* _TASK BRIEF_
Every record below should be written out exactly; pictures stay out.

* _ROWS_
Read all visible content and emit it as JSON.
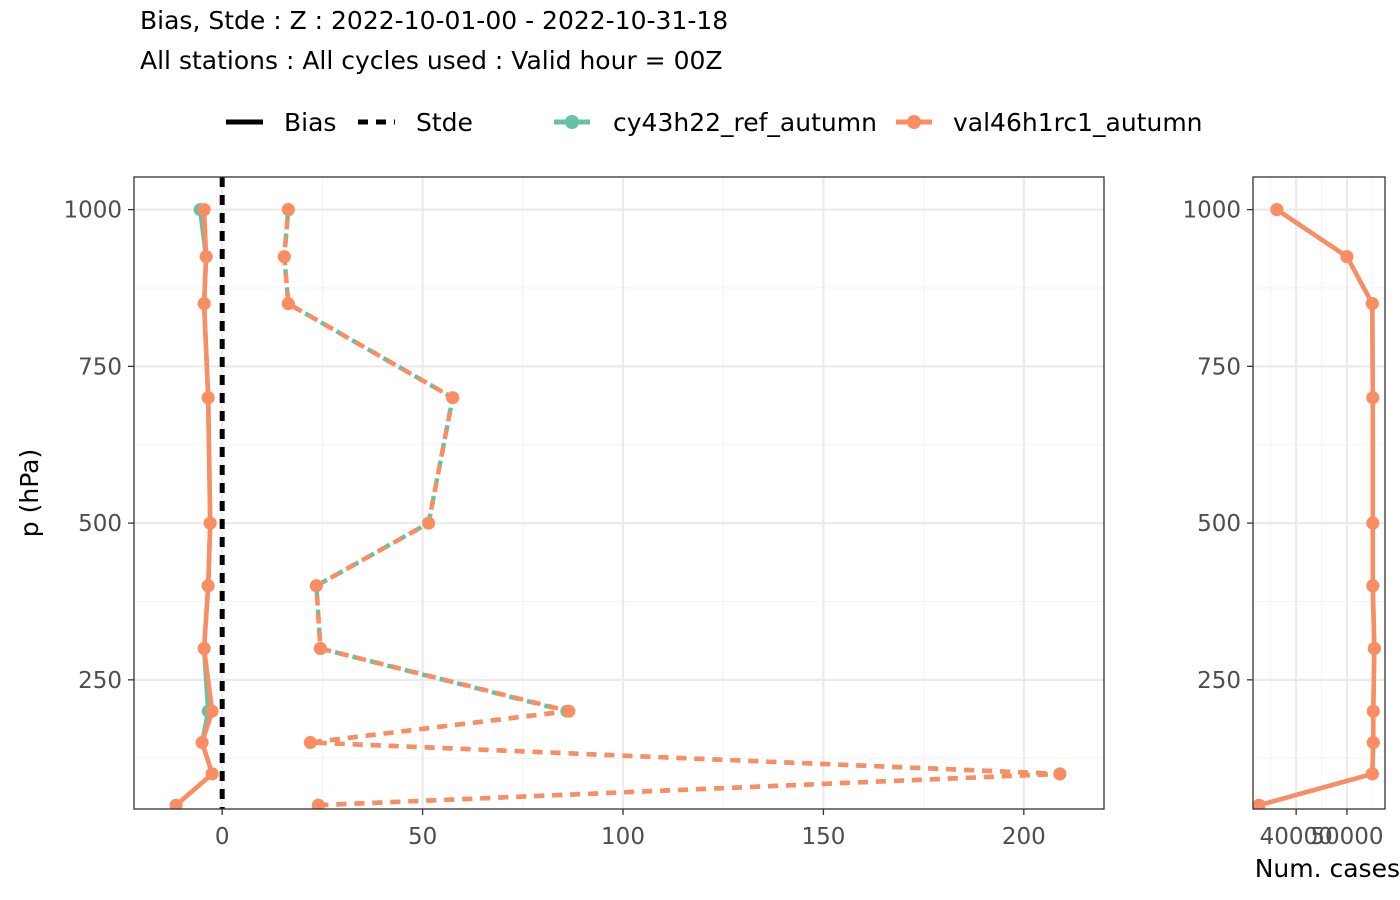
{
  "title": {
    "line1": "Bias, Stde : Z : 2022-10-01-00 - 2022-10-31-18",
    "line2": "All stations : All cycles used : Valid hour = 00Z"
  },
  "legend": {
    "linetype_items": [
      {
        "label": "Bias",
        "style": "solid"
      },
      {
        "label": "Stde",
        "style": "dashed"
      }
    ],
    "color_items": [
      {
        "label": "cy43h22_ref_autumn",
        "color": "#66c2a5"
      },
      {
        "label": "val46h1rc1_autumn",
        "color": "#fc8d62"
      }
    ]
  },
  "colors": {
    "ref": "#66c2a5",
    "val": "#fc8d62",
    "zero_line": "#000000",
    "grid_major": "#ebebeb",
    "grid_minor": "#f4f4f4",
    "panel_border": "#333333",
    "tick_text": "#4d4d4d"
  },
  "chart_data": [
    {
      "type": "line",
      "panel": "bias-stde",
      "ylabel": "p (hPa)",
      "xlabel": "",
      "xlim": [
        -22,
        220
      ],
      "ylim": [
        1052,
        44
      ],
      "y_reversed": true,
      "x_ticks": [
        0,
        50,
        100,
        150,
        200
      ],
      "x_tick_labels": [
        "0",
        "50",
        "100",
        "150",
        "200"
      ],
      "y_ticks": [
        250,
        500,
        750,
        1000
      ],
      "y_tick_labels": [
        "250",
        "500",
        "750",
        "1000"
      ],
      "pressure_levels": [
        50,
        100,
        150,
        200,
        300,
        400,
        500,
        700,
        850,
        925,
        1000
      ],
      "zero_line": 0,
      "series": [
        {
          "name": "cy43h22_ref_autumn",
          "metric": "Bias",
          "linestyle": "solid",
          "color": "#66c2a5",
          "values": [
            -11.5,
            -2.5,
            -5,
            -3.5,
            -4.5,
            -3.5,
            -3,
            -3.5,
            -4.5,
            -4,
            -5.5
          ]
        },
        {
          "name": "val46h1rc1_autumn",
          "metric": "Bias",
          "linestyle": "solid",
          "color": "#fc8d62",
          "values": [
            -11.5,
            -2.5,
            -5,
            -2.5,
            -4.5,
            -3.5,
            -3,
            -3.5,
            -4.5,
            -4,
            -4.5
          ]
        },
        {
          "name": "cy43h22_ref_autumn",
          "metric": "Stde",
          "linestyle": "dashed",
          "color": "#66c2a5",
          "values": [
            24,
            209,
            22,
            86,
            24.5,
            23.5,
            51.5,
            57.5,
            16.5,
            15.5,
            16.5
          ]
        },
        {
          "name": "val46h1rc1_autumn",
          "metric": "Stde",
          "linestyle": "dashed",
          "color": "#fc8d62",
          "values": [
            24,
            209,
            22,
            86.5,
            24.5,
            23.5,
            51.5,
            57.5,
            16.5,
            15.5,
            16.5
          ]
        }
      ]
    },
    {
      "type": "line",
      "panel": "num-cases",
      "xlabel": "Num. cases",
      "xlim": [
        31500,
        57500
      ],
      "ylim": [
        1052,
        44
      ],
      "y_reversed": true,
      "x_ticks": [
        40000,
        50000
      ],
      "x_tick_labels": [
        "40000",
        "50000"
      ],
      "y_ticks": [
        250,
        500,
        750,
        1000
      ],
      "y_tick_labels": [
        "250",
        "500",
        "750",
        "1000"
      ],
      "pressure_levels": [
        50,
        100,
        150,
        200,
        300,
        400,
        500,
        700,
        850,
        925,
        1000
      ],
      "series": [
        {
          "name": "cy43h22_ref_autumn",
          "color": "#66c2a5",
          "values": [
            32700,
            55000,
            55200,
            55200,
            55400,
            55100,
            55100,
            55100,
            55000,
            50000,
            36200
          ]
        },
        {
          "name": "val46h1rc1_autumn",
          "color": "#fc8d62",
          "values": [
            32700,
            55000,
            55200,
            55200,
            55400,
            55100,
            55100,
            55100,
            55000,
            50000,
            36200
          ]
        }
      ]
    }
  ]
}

* _OUTPUT BELOW_
Read all visible content and emit it as JSON.
{
  "title": {
    "line1": "Bias, Stde : Z : 2022-10-01-00 - 2022-10-31-18",
    "line2": "All stations : All cycles used : Valid hour = 00Z"
  },
  "legend": {
    "linetype_items": [
      {
        "label": "Bias",
        "style": "solid"
      },
      {
        "label": "Stde",
        "style": "dashed"
      }
    ],
    "color_items": [
      {
        "label": "cy43h22_ref_autumn",
        "color": "#66c2a5"
      },
      {
        "label": "val46h1rc1_autumn",
        "color": "#fc8d62"
      }
    ]
  },
  "colors": {
    "ref": "#66c2a5",
    "val": "#fc8d62",
    "zero_line": "#000000",
    "grid_major": "#ebebeb",
    "grid_minor": "#f4f4f4",
    "panel_border": "#333333",
    "tick_text": "#4d4d4d"
  },
  "chart_data": [
    {
      "type": "line",
      "panel": "bias-stde",
      "ylabel": "p (hPa)",
      "xlabel": "",
      "xlim": [
        -22,
        220
      ],
      "ylim": [
        1052,
        44
      ],
      "y_reversed": true,
      "x_ticks": [
        0,
        50,
        100,
        150,
        200
      ],
      "x_tick_labels": [
        "0",
        "50",
        "100",
        "150",
        "200"
      ],
      "y_ticks": [
        250,
        500,
        750,
        1000
      ],
      "y_tick_labels": [
        "250",
        "500",
        "750",
        "1000"
      ],
      "pressure_levels": [
        50,
        100,
        150,
        200,
        300,
        400,
        500,
        700,
        850,
        925,
        1000
      ],
      "zero_line": 0,
      "series": [
        {
          "name": "cy43h22_ref_autumn",
          "metric": "Bias",
          "linestyle": "solid",
          "color": "#66c2a5",
          "values": [
            -11.5,
            -2.5,
            -5,
            -3.5,
            -4.5,
            -3.5,
            -3,
            -3.5,
            -4.5,
            -4,
            -5.5
          ]
        },
        {
          "name": "val46h1rc1_autumn",
          "metric": "Bias",
          "linestyle": "solid",
          "color": "#fc8d62",
          "values": [
            -11.5,
            -2.5,
            -5,
            -2.5,
            -4.5,
            -3.5,
            -3,
            -3.5,
            -4.5,
            -4,
            -4.5
          ]
        },
        {
          "name": "cy43h22_ref_autumn",
          "metric": "Stde",
          "linestyle": "dashed",
          "color": "#66c2a5",
          "values": [
            24,
            209,
            22,
            86,
            24.5,
            23.5,
            51.5,
            57.5,
            16.5,
            15.5,
            16.5
          ]
        },
        {
          "name": "val46h1rc1_autumn",
          "metric": "Stde",
          "linestyle": "dashed",
          "color": "#fc8d62",
          "values": [
            24,
            209,
            22,
            86.5,
            24.5,
            23.5,
            51.5,
            57.5,
            16.5,
            15.5,
            16.5
          ]
        }
      ]
    },
    {
      "type": "line",
      "panel": "num-cases",
      "xlabel": "Num. cases",
      "xlim": [
        31500,
        57500
      ],
      "ylim": [
        1052,
        44
      ],
      "y_reversed": true,
      "x_ticks": [
        40000,
        50000
      ],
      "x_tick_labels": [
        "40000",
        "50000"
      ],
      "y_ticks": [
        250,
        500,
        750,
        1000
      ],
      "y_tick_labels": [
        "250",
        "500",
        "750",
        "1000"
      ],
      "pressure_levels": [
        50,
        100,
        150,
        200,
        300,
        400,
        500,
        700,
        850,
        925,
        1000
      ],
      "series": [
        {
          "name": "cy43h22_ref_autumn",
          "color": "#66c2a5",
          "values": [
            32700,
            55000,
            55200,
            55200,
            55400,
            55100,
            55100,
            55100,
            55000,
            50000,
            36200
          ]
        },
        {
          "name": "val46h1rc1_autumn",
          "color": "#fc8d62",
          "values": [
            32700,
            55000,
            55200,
            55200,
            55400,
            55100,
            55100,
            55100,
            55000,
            50000,
            36200
          ]
        }
      ]
    }
  ]
}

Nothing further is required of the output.